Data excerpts
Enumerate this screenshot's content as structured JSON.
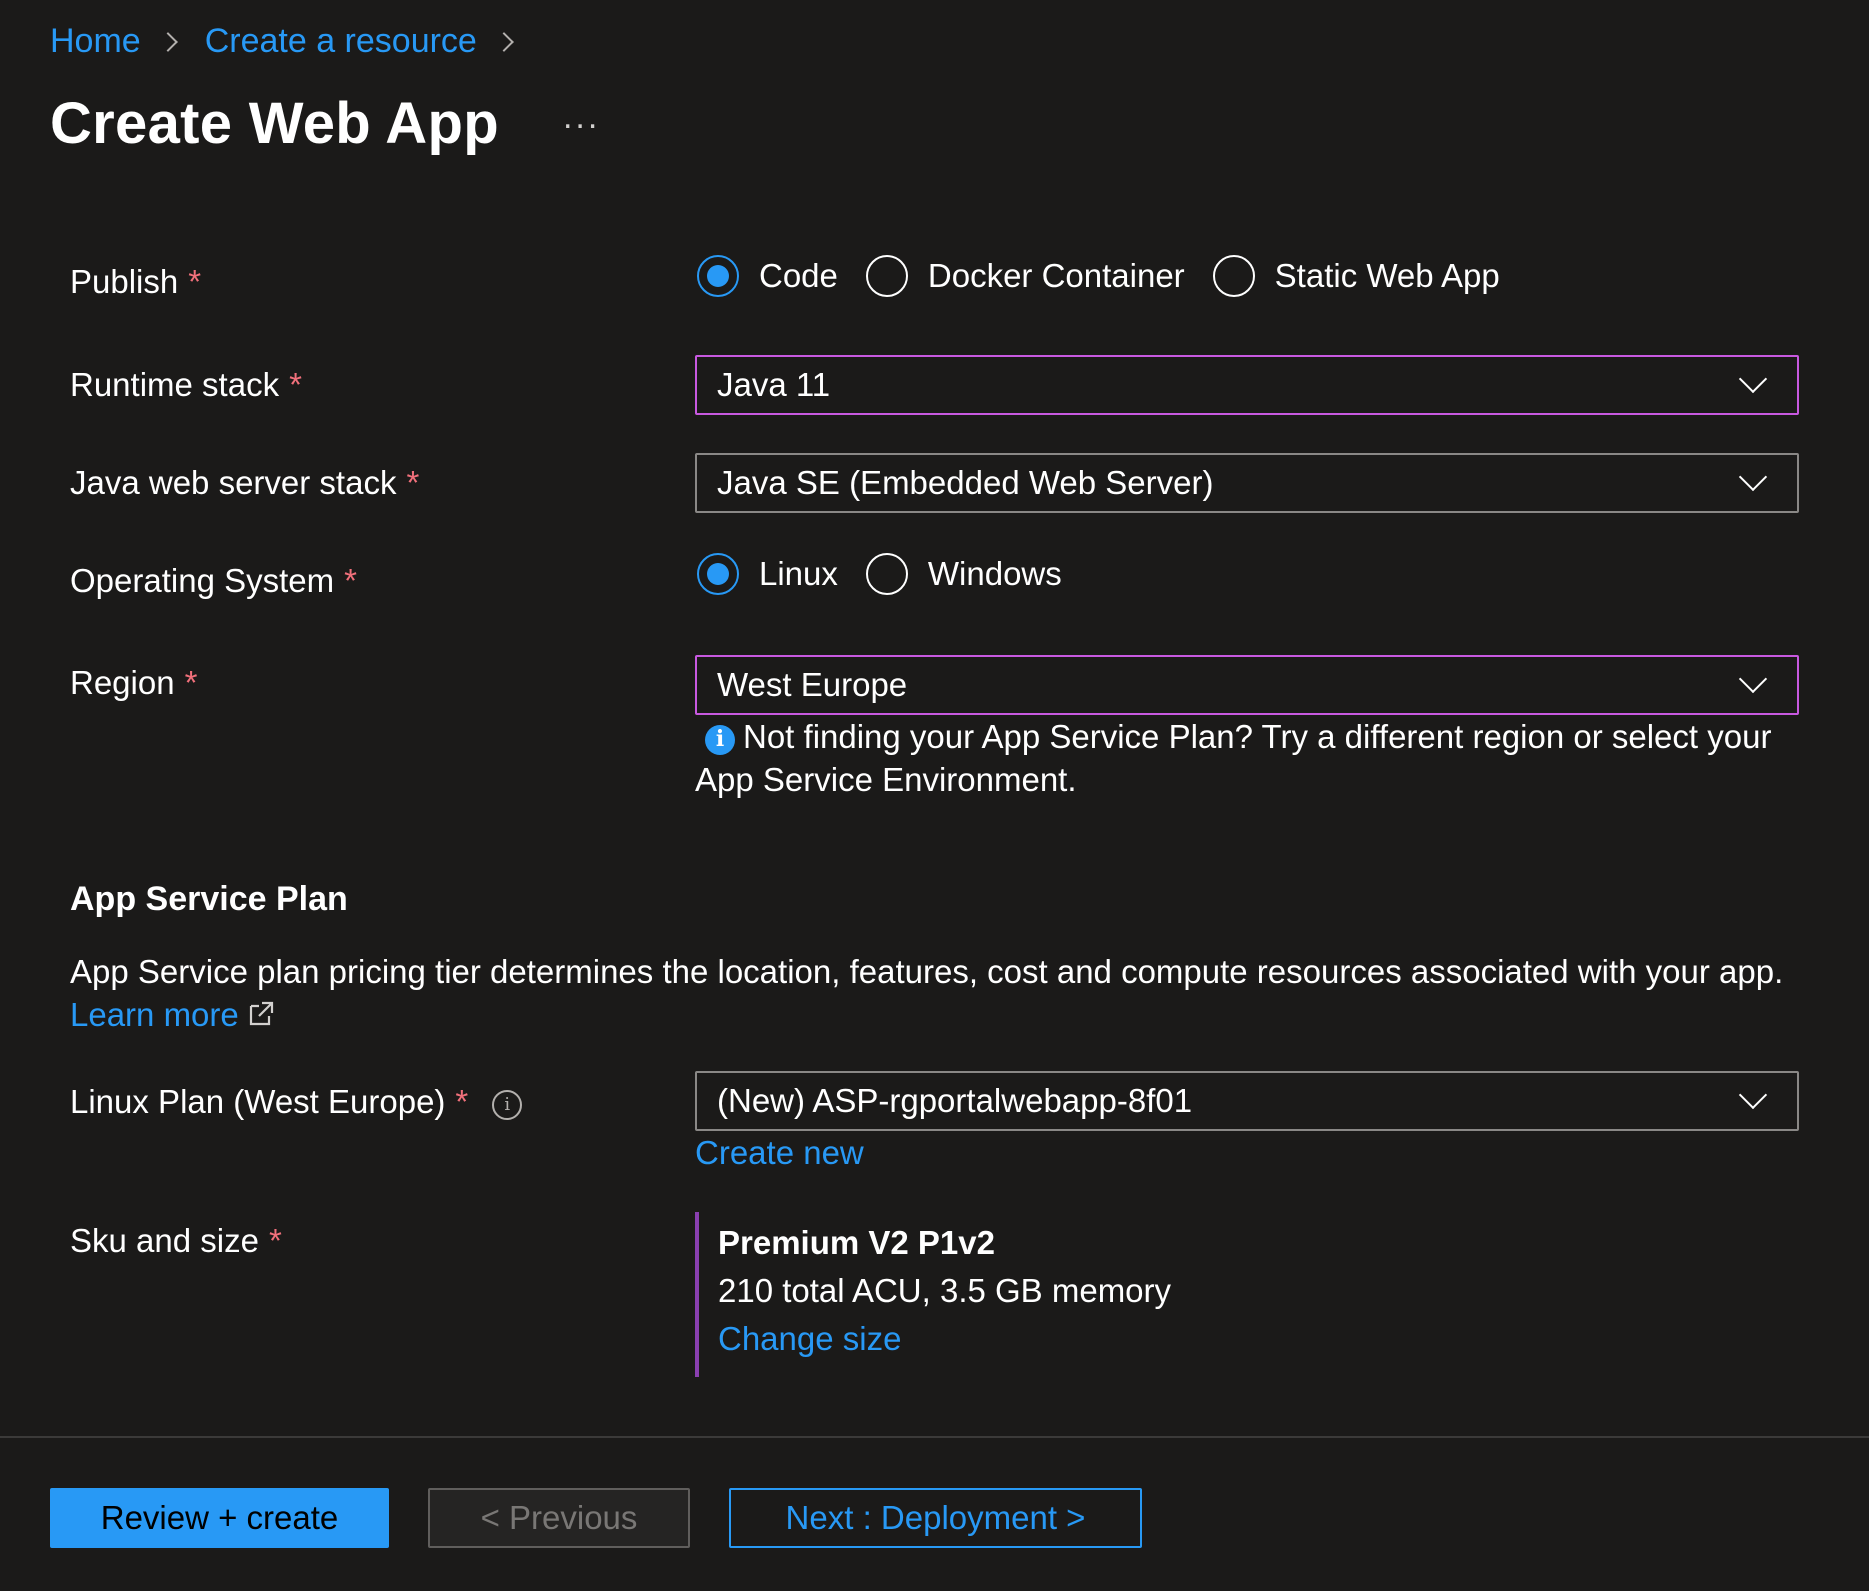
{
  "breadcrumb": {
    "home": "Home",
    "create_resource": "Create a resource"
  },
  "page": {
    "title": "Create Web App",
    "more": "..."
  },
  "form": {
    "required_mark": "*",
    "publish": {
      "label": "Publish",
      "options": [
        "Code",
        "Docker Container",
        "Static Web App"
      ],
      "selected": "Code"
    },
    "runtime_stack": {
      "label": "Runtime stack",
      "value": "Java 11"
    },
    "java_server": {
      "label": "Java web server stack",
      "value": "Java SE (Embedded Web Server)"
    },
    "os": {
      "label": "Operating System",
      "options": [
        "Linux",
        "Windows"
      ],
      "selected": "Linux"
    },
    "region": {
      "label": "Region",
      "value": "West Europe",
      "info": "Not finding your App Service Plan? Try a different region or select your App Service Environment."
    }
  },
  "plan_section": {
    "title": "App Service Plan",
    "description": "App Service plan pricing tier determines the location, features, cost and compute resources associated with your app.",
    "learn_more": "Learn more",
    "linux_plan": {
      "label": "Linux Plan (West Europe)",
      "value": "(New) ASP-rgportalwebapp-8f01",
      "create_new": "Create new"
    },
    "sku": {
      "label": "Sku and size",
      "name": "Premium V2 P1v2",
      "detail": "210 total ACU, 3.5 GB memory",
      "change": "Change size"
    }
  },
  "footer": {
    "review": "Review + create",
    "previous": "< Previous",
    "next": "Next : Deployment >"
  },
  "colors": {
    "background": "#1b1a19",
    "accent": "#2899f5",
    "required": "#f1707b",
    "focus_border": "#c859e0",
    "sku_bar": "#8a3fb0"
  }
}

### EXERCISE AIM
Each entry should be repeated exactly as it appears; the pictures stay out.

### ANSWER FOR THE TASK
Enumerate this screenshot's content as structured JSON.
{
  "breadcrumb": {
    "home": "Home",
    "create_resource": "Create a resource"
  },
  "page": {
    "title": "Create Web App",
    "more": "..."
  },
  "form": {
    "required_mark": "*",
    "publish": {
      "label": "Publish",
      "options": [
        "Code",
        "Docker Container",
        "Static Web App"
      ],
      "selected": "Code"
    },
    "runtime_stack": {
      "label": "Runtime stack",
      "value": "Java 11"
    },
    "java_server": {
      "label": "Java web server stack",
      "value": "Java SE (Embedded Web Server)"
    },
    "os": {
      "label": "Operating System",
      "options": [
        "Linux",
        "Windows"
      ],
      "selected": "Linux"
    },
    "region": {
      "label": "Region",
      "value": "West Europe",
      "info": "Not finding your App Service Plan? Try a different region or select your App Service Environment."
    }
  },
  "plan_section": {
    "title": "App Service Plan",
    "description": "App Service plan pricing tier determines the location, features, cost and compute resources associated with your app.",
    "learn_more": "Learn more",
    "linux_plan": {
      "label": "Linux Plan (West Europe)",
      "value": "(New) ASP-rgportalwebapp-8f01",
      "create_new": "Create new"
    },
    "sku": {
      "label": "Sku and size",
      "name": "Premium V2 P1v2",
      "detail": "210 total ACU, 3.5 GB memory",
      "change": "Change size"
    }
  },
  "footer": {
    "review": "Review + create",
    "previous": "< Previous",
    "next": "Next : Deployment >"
  },
  "colors": {
    "background": "#1b1a19",
    "accent": "#2899f5",
    "required": "#f1707b",
    "focus_border": "#c859e0",
    "sku_bar": "#8a3fb0"
  }
}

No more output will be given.